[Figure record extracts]
— start —

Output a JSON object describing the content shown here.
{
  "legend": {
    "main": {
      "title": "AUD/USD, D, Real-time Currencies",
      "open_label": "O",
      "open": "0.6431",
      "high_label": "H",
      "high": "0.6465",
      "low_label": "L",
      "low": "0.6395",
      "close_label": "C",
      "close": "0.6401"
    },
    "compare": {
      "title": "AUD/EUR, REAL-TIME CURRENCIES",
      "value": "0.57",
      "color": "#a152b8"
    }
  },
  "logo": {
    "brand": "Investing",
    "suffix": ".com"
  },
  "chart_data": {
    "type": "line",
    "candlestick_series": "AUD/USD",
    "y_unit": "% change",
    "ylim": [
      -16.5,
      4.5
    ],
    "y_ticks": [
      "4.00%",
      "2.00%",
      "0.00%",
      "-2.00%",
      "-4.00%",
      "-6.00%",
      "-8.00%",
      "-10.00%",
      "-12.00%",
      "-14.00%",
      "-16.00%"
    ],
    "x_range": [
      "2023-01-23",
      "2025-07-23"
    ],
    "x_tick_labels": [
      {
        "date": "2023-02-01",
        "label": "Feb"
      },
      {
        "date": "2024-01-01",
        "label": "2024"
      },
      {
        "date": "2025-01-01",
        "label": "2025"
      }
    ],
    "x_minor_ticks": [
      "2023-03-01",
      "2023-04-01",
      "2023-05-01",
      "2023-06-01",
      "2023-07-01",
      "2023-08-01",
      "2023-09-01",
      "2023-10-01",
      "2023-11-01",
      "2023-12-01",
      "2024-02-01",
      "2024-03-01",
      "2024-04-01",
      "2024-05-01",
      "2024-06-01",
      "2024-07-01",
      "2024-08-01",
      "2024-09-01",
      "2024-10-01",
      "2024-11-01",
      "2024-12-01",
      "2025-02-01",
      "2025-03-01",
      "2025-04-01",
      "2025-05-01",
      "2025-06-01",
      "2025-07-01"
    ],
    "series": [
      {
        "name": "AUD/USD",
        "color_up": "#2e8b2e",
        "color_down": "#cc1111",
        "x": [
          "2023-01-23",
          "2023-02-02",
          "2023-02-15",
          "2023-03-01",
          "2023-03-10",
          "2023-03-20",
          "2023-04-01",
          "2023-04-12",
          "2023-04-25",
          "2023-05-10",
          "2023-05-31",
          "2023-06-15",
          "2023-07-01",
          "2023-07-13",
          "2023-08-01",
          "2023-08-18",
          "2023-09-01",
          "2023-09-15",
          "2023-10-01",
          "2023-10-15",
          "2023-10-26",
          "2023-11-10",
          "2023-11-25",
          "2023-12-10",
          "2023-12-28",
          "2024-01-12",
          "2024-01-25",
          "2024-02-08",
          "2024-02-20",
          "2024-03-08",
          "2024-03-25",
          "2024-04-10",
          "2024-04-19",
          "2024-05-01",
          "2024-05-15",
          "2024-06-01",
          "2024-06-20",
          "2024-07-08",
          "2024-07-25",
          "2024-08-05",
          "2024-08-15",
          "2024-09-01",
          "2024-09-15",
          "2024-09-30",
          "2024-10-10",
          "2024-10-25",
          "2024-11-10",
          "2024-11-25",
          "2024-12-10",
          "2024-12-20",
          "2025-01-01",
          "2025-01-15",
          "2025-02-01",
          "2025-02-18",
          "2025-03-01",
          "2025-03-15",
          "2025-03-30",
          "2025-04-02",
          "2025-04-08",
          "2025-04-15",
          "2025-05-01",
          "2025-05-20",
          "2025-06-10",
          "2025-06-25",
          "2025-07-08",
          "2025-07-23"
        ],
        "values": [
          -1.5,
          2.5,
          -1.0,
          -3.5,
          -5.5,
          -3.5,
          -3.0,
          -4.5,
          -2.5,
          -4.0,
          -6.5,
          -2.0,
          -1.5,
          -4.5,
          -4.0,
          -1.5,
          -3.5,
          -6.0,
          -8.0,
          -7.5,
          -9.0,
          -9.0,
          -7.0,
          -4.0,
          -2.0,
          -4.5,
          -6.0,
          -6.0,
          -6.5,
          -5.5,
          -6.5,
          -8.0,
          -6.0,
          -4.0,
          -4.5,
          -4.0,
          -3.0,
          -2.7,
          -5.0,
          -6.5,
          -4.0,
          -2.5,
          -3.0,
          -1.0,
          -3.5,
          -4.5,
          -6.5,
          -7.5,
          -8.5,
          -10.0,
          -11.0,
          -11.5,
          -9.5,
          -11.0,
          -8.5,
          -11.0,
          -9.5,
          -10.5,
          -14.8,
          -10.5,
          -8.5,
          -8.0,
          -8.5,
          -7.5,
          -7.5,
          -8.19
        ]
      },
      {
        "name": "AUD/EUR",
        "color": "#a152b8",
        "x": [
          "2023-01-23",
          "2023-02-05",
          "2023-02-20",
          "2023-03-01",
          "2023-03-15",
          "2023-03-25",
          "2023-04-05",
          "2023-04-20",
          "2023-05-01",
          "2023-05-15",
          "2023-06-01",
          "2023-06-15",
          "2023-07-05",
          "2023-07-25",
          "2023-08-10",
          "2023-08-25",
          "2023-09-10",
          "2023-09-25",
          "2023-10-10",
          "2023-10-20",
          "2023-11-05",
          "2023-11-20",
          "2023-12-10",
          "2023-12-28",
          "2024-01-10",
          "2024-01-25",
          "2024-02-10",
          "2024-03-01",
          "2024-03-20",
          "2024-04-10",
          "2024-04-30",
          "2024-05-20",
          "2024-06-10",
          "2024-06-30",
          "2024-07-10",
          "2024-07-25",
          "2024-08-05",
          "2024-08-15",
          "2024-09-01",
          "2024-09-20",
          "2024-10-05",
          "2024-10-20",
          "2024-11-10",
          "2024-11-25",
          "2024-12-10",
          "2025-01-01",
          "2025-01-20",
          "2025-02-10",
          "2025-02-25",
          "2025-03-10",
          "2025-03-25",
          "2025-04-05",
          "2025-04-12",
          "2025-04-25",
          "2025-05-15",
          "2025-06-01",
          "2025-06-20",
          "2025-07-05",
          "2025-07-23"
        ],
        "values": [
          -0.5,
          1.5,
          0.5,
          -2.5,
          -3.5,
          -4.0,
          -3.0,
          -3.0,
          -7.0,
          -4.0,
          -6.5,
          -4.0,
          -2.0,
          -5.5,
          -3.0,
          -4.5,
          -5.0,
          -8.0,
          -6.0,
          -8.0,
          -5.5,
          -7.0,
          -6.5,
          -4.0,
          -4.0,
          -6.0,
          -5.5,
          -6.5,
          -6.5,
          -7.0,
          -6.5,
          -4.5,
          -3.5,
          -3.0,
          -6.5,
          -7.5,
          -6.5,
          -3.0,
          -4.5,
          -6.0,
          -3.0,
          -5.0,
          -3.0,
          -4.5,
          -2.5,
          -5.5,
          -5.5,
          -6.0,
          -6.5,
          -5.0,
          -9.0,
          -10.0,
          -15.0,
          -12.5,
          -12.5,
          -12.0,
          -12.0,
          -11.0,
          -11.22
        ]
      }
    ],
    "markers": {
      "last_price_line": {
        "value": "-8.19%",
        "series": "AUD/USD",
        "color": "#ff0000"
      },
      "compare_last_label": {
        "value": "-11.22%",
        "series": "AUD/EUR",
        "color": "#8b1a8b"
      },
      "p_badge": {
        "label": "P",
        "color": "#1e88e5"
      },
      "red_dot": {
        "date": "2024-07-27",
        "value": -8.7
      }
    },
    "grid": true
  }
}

— end —

Description of the task
Search the records above for "date". Copy each line where it is found.

Final result
        "date": "2023-02-01",
        "date": "2024-01-01",
        "date": "2025-01-01",
        "date": "2024-07-27",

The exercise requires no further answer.